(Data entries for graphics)

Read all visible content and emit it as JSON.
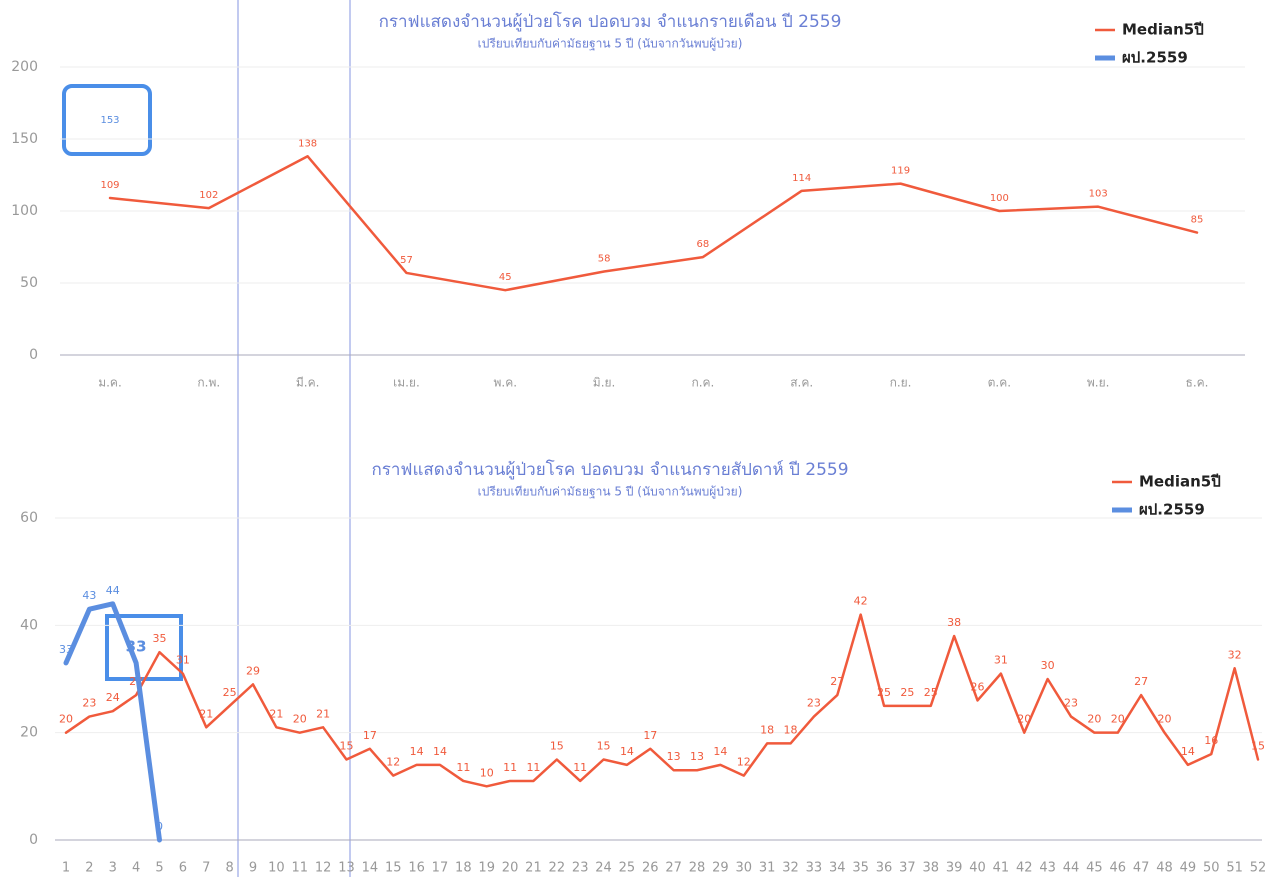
{
  "chart_data": [
    {
      "type": "line",
      "title": "กราฟแสดงจำนวนผู้ป่วยโรค ปอดบวม จำแนกรายเดือน ปี 2559",
      "subtitle": "เปรียบเทียบกับค่ามัธยฐาน 5 ปี (นับจากวันพบผู้ป่วย)",
      "categories": [
        "ม.ค.",
        "ก.พ.",
        "มี.ค.",
        "เม.ย.",
        "พ.ค.",
        "มิ.ย.",
        "ก.ค.",
        "ส.ค.",
        "ก.ย.",
        "ต.ค.",
        "พ.ย.",
        "ธ.ค."
      ],
      "series": [
        {
          "name": "Median5ปี",
          "color": "#f05a3c",
          "values": [
            109,
            102,
            138,
            57,
            45,
            58,
            68,
            114,
            119,
            100,
            103,
            85
          ]
        },
        {
          "name": "ผป.2559",
          "color": "#5b8ee0",
          "values": [
            153,
            null,
            null,
            null,
            null,
            null,
            null,
            null,
            null,
            null,
            null,
            null
          ]
        }
      ],
      "ylim": [
        0,
        200
      ],
      "yticks": [
        0,
        50,
        100,
        150,
        200
      ],
      "grid": true,
      "legend": "top-right"
    },
    {
      "type": "line",
      "title": "กราฟแสดงจำนวนผู้ป่วยโรค ปอดบวม จำแนกรายสัปดาห์ ปี 2559",
      "subtitle": "เปรียบเทียบกับค่ามัธยฐาน 5 ปี (นับจากวันพบผู้ป่วย)",
      "categories": [
        "1",
        "2",
        "3",
        "4",
        "5",
        "6",
        "7",
        "8",
        "9",
        "10",
        "11",
        "12",
        "13",
        "14",
        "15",
        "16",
        "17",
        "18",
        "19",
        "20",
        "21",
        "22",
        "23",
        "24",
        "25",
        "26",
        "27",
        "28",
        "29",
        "30",
        "31",
        "32",
        "33",
        "34",
        "35",
        "36",
        "37",
        "38",
        "39",
        "40",
        "41",
        "42",
        "43",
        "44",
        "45",
        "46",
        "47",
        "48",
        "49",
        "50",
        "51",
        "52"
      ],
      "series": [
        {
          "name": "Median5ปี",
          "color": "#f05a3c",
          "values": [
            20,
            23,
            24,
            27,
            35,
            31,
            21,
            25,
            29,
            21,
            20,
            21,
            15,
            17,
            12,
            14,
            14,
            11,
            10,
            11,
            11,
            15,
            11,
            15,
            14,
            17,
            13,
            13,
            14,
            12,
            18,
            18,
            23,
            27,
            42,
            25,
            25,
            25,
            38,
            26,
            31,
            20,
            30,
            23,
            20,
            20,
            27,
            20,
            14,
            16,
            32,
            15
          ]
        },
        {
          "name": "ผป.2559",
          "color": "#5b8ee0",
          "values": [
            33,
            43,
            44,
            33,
            0,
            null,
            null,
            null,
            null,
            null,
            null,
            null,
            null,
            null,
            null,
            null,
            null,
            null,
            null,
            null,
            null,
            null,
            null,
            null,
            null,
            null,
            null,
            null,
            null,
            null,
            null,
            null,
            null,
            null,
            null,
            null,
            null,
            null,
            null,
            null,
            null,
            null,
            null,
            null,
            null,
            null,
            null,
            null,
            null,
            null,
            null,
            null
          ]
        }
      ],
      "ylim": [
        0,
        60
      ],
      "yticks": [
        0,
        20,
        40,
        60
      ],
      "grid": true,
      "legend": "top-right"
    }
  ]
}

__PROMPT__: Identify the lines that hold the word "ปอดบวม". Copy every one of them.

__THE RESPONSE__:
      "title": "กราฟแสดงจำนวนผู้ป่วยโรค ปอดบวม จำแนกรายเดือน ปี 2559",
      "title": "กราฟแสดงจำนวนผู้ป่วยโรค ปอดบวม จำแนกรายสัปดาห์ ปี 2559",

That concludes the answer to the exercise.